- Data extract
------------------------------

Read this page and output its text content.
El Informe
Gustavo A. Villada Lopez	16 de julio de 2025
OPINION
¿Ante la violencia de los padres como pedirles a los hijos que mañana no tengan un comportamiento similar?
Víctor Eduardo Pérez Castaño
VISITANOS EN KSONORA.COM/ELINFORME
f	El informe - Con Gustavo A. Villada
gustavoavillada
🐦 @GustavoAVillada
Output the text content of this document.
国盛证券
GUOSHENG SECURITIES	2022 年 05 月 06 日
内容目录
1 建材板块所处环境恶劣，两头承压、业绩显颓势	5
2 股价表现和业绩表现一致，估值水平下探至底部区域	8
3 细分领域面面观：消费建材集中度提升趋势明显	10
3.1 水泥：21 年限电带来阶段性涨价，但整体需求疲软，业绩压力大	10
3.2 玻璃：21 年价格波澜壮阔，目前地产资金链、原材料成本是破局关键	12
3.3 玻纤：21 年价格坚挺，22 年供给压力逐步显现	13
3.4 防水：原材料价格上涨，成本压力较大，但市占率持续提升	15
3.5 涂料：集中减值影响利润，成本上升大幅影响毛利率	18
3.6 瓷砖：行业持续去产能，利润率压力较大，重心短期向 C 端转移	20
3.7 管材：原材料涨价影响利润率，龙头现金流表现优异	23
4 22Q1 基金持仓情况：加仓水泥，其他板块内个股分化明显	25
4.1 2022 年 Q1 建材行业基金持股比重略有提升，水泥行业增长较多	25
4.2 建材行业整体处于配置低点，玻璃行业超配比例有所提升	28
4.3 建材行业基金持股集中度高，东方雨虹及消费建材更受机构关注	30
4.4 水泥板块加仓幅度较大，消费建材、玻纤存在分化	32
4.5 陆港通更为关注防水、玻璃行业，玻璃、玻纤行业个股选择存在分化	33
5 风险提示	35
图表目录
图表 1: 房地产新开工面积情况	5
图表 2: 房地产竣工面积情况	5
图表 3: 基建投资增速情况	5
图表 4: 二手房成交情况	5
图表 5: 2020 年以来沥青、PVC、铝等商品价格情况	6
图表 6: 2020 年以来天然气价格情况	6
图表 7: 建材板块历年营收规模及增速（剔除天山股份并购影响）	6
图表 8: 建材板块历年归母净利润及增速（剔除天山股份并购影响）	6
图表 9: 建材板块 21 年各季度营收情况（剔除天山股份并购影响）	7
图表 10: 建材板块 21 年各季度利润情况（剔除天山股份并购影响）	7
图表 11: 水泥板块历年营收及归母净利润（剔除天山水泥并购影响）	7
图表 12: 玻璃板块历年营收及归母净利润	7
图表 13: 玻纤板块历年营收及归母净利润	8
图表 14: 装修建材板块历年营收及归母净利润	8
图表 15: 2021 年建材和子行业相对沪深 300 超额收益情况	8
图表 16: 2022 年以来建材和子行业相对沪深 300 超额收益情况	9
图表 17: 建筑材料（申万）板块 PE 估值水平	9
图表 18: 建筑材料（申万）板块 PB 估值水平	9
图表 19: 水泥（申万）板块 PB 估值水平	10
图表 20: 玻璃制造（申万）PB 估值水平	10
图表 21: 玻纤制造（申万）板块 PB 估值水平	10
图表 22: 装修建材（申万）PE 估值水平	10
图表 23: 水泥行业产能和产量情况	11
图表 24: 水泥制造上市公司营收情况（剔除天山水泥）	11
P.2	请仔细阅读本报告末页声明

------------------------------

- Instruction
Pick out every line above that holds the word "超额收益情况" and copy it.

- Exercise solution
图表 15: 2021 年建材和子行业相对沪深 300 超额收益情况	8
图表 16: 2022 年以来建材和子行业相对沪深 300 超额收益情况	9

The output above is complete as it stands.